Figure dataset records
====
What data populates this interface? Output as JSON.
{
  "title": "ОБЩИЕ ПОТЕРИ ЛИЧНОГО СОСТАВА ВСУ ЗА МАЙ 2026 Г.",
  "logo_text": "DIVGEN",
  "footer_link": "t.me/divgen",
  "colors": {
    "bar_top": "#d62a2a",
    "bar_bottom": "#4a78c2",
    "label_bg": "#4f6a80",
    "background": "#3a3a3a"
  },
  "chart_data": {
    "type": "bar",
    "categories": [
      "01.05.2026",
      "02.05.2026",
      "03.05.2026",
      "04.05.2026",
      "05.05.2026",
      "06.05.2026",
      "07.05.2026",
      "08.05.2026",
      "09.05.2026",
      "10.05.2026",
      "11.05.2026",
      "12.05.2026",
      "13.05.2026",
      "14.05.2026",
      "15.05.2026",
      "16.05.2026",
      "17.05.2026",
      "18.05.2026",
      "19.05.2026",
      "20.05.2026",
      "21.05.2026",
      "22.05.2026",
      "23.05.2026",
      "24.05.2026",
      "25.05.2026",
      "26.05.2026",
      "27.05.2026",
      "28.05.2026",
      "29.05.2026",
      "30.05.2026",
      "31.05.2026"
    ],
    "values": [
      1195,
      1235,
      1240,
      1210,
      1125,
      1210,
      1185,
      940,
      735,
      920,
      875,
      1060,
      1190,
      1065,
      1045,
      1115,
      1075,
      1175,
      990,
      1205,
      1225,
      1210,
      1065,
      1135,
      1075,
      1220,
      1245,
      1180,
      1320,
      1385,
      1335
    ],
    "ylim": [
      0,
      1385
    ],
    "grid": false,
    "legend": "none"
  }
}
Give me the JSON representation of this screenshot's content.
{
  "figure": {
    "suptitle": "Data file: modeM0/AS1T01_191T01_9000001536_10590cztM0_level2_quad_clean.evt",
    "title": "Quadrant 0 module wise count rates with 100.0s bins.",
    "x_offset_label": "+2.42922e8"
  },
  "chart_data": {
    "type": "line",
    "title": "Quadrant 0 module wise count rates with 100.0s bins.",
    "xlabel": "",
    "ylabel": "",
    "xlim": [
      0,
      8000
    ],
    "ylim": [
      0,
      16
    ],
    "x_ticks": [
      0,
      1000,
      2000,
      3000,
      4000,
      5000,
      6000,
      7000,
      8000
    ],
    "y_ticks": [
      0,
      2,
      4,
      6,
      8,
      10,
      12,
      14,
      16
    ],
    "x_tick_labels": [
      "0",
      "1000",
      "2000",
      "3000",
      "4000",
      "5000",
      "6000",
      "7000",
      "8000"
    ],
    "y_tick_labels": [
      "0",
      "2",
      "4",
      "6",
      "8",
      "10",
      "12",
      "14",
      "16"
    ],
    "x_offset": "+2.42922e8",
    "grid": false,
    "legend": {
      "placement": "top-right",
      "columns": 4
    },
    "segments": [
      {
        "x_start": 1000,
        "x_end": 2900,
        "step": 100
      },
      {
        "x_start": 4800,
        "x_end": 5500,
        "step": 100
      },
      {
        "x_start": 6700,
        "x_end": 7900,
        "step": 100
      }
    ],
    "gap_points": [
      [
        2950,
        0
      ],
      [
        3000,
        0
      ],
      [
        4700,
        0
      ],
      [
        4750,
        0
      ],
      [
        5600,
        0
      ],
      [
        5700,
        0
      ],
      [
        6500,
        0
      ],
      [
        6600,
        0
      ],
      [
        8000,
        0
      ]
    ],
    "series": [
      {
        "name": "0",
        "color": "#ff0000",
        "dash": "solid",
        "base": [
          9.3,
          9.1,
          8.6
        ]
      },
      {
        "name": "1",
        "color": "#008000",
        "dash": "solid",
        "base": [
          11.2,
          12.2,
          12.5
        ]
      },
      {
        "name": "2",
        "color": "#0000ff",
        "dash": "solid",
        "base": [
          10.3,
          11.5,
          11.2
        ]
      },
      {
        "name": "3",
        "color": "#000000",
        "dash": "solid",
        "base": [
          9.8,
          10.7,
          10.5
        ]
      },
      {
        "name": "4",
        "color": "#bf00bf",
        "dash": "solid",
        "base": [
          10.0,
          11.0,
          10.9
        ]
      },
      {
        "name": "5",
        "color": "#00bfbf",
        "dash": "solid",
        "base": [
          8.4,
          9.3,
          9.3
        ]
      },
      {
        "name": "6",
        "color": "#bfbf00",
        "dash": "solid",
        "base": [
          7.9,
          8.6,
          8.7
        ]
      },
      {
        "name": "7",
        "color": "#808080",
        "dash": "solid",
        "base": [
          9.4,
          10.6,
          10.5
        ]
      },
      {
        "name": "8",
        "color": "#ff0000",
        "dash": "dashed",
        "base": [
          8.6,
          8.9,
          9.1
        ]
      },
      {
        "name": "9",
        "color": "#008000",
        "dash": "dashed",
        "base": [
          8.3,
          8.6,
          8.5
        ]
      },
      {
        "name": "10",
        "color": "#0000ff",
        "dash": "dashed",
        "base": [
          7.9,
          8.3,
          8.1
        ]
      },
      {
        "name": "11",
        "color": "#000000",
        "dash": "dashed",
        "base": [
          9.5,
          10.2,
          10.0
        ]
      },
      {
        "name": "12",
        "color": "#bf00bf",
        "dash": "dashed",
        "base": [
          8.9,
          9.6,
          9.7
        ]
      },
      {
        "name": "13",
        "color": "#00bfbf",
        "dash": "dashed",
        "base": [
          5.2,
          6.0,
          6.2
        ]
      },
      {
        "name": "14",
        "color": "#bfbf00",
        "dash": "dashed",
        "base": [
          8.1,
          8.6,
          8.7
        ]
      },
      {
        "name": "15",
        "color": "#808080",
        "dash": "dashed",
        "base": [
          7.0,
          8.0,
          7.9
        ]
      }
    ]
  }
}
====
_Task details:_
Copy out all the entries shown above, character for character.

_Finished answer:_
What data populates this interface? Output as JSON.
{
  "title": "ОБЩИЕ ПОТЕРИ ЛИЧНОГО СОСТАВА ВСУ ЗА МАЙ 2026 Г.",
  "logo_text": "DIVGEN",
  "footer_link": "t.me/divgen",
  "colors": {
    "bar_top": "#d62a2a",
    "bar_bottom": "#4a78c2",
    "label_bg": "#4f6a80",
    "background": "#3a3a3a"
  },
  "chart_data": {
    "type": "bar",
    "categories": [
      "01.05.2026",
      "02.05.2026",
      "03.05.2026",
      "04.05.2026",
      "05.05.2026",
      "06.05.2026",
      "07.05.2026",
      "08.05.2026",
      "09.05.2026",
      "10.05.2026",
      "11.05.2026",
      "12.05.2026",
      "13.05.2026",
      "14.05.2026",
      "15.05.2026",
      "16.05.2026",
      "17.05.2026",
      "18.05.2026",
      "19.05.2026",
      "20.05.2026",
      "21.05.2026",
      "22.05.2026",
      "23.05.2026",
      "24.05.2026",
      "25.05.2026",
      "26.05.2026",
      "27.05.2026",
      "28.05.2026",
      "29.05.2026",
      "30.05.2026",
      "31.05.2026"
    ],
    "values": [
      1195,
      1235,
      1240,
      1210,
      1125,
      1210,
      1185,
      940,
      735,
      920,
      875,
      1060,
      1190,
      1065,
      1045,
      1115,
      1075,
      1175,
      990,
      1205,
      1225,
      1210,
      1065,
      1135,
      1075,
      1220,
      1245,
      1180,
      1320,
      1385,
      1335
    ],
    "ylim": [
      0,
      1385
    ],
    "grid": false,
    "legend": "none"
  }
}
Give me the JSON representation of this screenshot's content.
{
  "figure": {
    "suptitle": "Data file: modeM0/AS1T01_191T01_9000001536_10590cztM0_level2_quad_clean.evt",
    "title": "Quadrant 0 module wise count rates with 100.0s bins.",
    "x_offset_label": "+2.42922e8"
  },
  "chart_data": {
    "type": "line",
    "title": "Quadrant 0 module wise count rates with 100.0s bins.",
    "xlabel": "",
    "ylabel": "",
    "xlim": [
      0,
      8000
    ],
    "ylim": [
      0,
      16
    ],
    "x_ticks": [
      0,
      1000,
      2000,
      3000,
      4000,
      5000,
      6000,
      7000,
      8000
    ],
    "y_ticks": [
      0,
      2,
      4,
      6,
      8,
      10,
      12,
      14,
      16
    ],
    "x_tick_labels": [
      "0",
      "1000",
      "2000",
      "3000",
      "4000",
      "5000",
      "6000",
      "7000",
      "8000"
    ],
    "y_tick_labels": [
      "0",
      "2",
      "4",
      "6",
      "8",
      "10",
      "12",
      "14",
      "16"
    ],
    "x_offset": "+2.42922e8",
    "grid": false,
    "legend": {
      "placement": "top-right",
      "columns": 4
    },
    "segments": [
      {
        "x_start": 1000,
        "x_end": 2900,
        "step": 100
      },
      {
        "x_start": 4800,
        "x_end": 5500,
        "step": 100
      },
      {
        "x_start": 6700,
        "x_end": 7900,
        "step": 100
      }
    ],
    "gap_points": [
      [
        2950,
        0
      ],
      [
        3000,
        0
      ],
      [
        4700,
        0
      ],
      [
        4750,
        0
      ],
      [
        5600,
        0
      ],
      [
        5700,
        0
      ],
      [
        6500,
        0
      ],
      [
        6600,
        0
      ],
      [
        8000,
        0
      ]
    ],
    "series": [
      {
        "name": "0",
        "color": "#ff0000",
        "dash": "solid",
        "base": [
          9.3,
          9.1,
          8.6
        ]
      },
      {
        "name": "1",
        "color": "#008000",
        "dash": "solid",
        "base": [
          11.2,
          12.2,
          12.5
        ]
      },
      {
        "name": "2",
        "color": "#0000ff",
        "dash": "solid",
        "base": [
          10.3,
          11.5,
          11.2
        ]
      },
      {
        "name": "3",
        "color": "#000000",
        "dash": "solid",
        "base": [
          9.8,
          10.7,
          10.5
        ]
      },
      {
        "name": "4",
        "color": "#bf00bf",
        "dash": "solid",
        "base": [
          10.0,
          11.0,
          10.9
        ]
      },
      {
        "name": "5",
        "color": "#00bfbf",
        "dash": "solid",
        "base": [
          8.4,
          9.3,
          9.3
        ]
      },
      {
        "name": "6",
        "color": "#bfbf00",
        "dash": "solid",
        "base": [
          7.9,
          8.6,
          8.7
        ]
      },
      {
        "name": "7",
        "color": "#808080",
        "dash": "solid",
        "base": [
          9.4,
          10.6,
          10.5
        ]
      },
      {
        "name": "8",
        "color": "#ff0000",
        "dash": "dashed",
        "base": [
          8.6,
          8.9,
          9.1
        ]
      },
      {
        "name": "9",
        "color": "#008000",
        "dash": "dashed",
        "base": [
          8.3,
          8.6,
          8.5
        ]
      },
      {
        "name": "10",
        "color": "#0000ff",
        "dash": "dashed",
        "base": [
          7.9,
          8.3,
          8.1
        ]
      },
      {
        "name": "11",
        "color": "#000000",
        "dash": "dashed",
        "base": [
          9.5,
          10.2,
          10.0
        ]
      },
      {
        "name": "12",
        "color": "#bf00bf",
        "dash": "dashed",
        "base": [
          8.9,
          9.6,
          9.7
        ]
      },
      {
        "name": "13",
        "color": "#00bfbf",
        "dash": "dashed",
        "base": [
          5.2,
          6.0,
          6.2
        ]
      },
      {
        "name": "14",
        "color": "#bfbf00",
        "dash": "dashed",
        "base": [
          8.1,
          8.6,
          8.7
        ]
      },
      {
        "name": "15",
        "color": "#808080",
        "dash": "dashed",
        "base": [
          7.0,
          8.0,
          7.9
        ]
      }
    ]
  }
}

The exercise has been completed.